#### Records for processing:

——

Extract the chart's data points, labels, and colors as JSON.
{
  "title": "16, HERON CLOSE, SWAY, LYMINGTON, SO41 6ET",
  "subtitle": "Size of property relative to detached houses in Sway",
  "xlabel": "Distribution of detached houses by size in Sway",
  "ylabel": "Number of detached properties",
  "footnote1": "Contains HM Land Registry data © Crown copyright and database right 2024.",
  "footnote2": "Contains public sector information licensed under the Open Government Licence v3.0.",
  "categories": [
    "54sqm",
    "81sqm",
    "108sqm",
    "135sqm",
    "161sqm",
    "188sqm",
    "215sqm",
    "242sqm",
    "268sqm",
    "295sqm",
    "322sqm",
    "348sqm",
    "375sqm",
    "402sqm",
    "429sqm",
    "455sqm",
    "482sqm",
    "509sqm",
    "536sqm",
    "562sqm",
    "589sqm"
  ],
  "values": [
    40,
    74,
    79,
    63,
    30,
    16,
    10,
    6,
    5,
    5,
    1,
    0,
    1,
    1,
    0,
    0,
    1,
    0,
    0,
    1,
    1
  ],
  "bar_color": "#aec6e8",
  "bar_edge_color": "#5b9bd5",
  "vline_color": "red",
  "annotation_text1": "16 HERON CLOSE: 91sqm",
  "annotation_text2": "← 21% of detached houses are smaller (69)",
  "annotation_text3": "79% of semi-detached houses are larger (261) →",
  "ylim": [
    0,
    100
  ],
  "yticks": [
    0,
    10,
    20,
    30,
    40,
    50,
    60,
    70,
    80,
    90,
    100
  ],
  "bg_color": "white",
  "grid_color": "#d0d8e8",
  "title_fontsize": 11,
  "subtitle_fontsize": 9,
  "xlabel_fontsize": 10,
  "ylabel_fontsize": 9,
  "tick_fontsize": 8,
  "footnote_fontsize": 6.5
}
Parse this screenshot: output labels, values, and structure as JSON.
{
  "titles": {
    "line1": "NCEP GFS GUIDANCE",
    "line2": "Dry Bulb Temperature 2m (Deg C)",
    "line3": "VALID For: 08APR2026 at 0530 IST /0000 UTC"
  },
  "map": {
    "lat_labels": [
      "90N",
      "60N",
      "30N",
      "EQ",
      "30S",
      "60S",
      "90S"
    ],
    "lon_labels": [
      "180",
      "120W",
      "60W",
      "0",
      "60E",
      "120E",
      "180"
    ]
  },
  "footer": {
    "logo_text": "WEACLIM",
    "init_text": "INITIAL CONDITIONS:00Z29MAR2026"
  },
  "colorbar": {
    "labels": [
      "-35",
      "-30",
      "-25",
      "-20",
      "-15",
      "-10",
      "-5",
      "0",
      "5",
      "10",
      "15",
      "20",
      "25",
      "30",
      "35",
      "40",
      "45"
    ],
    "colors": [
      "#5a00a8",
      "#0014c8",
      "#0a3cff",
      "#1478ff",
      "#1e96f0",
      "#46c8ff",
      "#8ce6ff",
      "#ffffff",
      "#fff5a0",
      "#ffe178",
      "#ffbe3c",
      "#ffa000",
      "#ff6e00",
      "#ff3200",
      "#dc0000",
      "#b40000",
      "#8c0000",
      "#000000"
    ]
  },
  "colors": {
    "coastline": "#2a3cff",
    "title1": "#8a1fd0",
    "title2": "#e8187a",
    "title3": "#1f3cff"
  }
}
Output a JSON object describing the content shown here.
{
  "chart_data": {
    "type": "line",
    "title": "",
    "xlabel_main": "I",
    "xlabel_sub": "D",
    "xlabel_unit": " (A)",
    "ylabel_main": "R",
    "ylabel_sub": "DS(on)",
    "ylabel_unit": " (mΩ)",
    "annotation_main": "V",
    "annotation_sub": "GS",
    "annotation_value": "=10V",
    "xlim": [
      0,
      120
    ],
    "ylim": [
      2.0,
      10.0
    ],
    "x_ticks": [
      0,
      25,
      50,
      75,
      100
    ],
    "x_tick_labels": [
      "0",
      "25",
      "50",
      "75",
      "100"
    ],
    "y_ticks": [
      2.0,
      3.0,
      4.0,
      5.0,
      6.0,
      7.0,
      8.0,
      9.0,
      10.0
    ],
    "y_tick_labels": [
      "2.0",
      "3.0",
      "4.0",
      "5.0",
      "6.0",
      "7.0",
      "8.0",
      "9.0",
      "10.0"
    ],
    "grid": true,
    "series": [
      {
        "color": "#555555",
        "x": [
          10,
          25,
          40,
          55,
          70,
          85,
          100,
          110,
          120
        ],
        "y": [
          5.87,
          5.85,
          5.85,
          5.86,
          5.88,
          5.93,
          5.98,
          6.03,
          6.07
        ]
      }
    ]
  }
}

——

#### Challenge:
All lines above containing the string "colors" are to be collected.

#### Output for this exercise:
Extract the chart's data points, labels, and colors as JSON.
    "colors": [
  "colors": {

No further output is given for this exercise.